* _DIRECTIONS FOR THIS TASK_
Provide only the number of lines in the data below that contain the string "accidens".

╭─ EXERCISE DATA

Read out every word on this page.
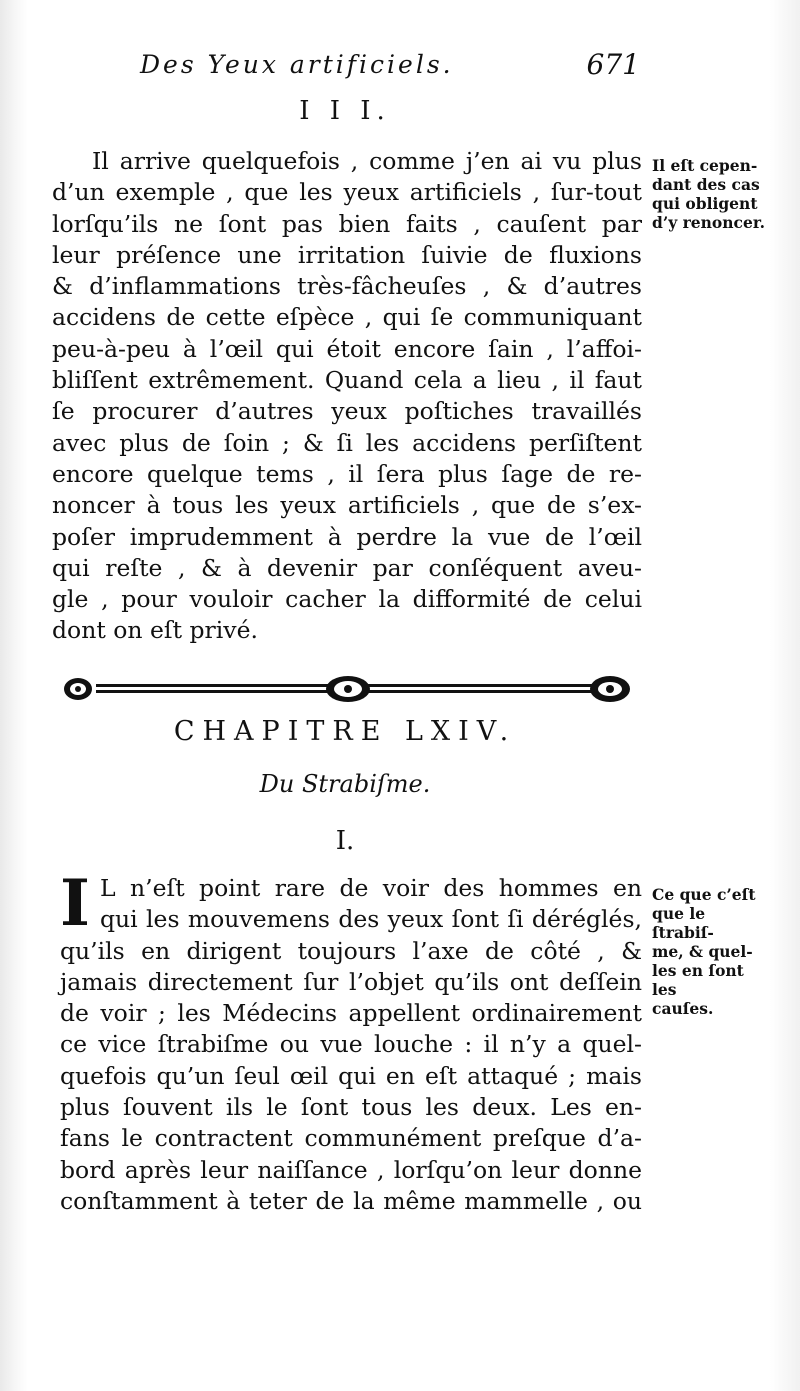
Des Yeux artificiels.	671
I I I.
Il arrive quelquefois , comme j’en ai vu plus
d’un exemple , que les yeux artificiels , ſur-tout
lorſqu’ils ne ſont pas bien faits , cauſent par
leur préſence une irritation ſuivie de fluxions
& d’inflammations très-fâcheuſes , & d’autres
accidens de cette eſpèce , qui ſe communiquant
peu-à-peu à l’œil qui étoit encore ſain , l’affoi-
bliſſent extrêmement. Quand cela a lieu , il faut
ſe procurer d’autres yeux poſtiches travaillés
avec plus de ſoin ; & ſi les accidens perſiſtent
encore quelque tems , il ſera plus ſage de re-
noncer à tous les yeux artificiels , que de s’ex-
poſer imprudemment à perdre la vue de l’œil
qui reſte , & à devenir par conſéquent aveu-
gle , pour vouloir cacher la difformité de celui
dont on eſt privé.
Il eſt cepen-
dant des cas
qui obligent
d’y renoncer.
CHAPITRE LXIV.
Du Strabiſme.
I.
I L n’eſt point rare de voir des hommes en
qui les mouvemens des yeux ſont ſi déréglés,
qu’ils en dirigent toujours l’axe de côté , &
jamais directement ſur l’objet qu’ils ont deſſein
de voir ; les Médecins appellent ordinairement
ce vice ſtrabiſme ou vue louche : il n’y a quel-
quefois qu’un ſeul œil qui en eſt attaqué ; mais
plus ſouvent ils le ſont tous les deux. Les en-
fans le contractent communément preſque d’a-
bord après leur naiſſance , lorſqu’on leur donne
conſtamment à teter de la même mammelle , ou
Ce que c’eſt
que le ſtrabiſ-
me, & quel-
les en ſont les
cauſes.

╰─

* _OUTPUT OF THE EXERCISE_
2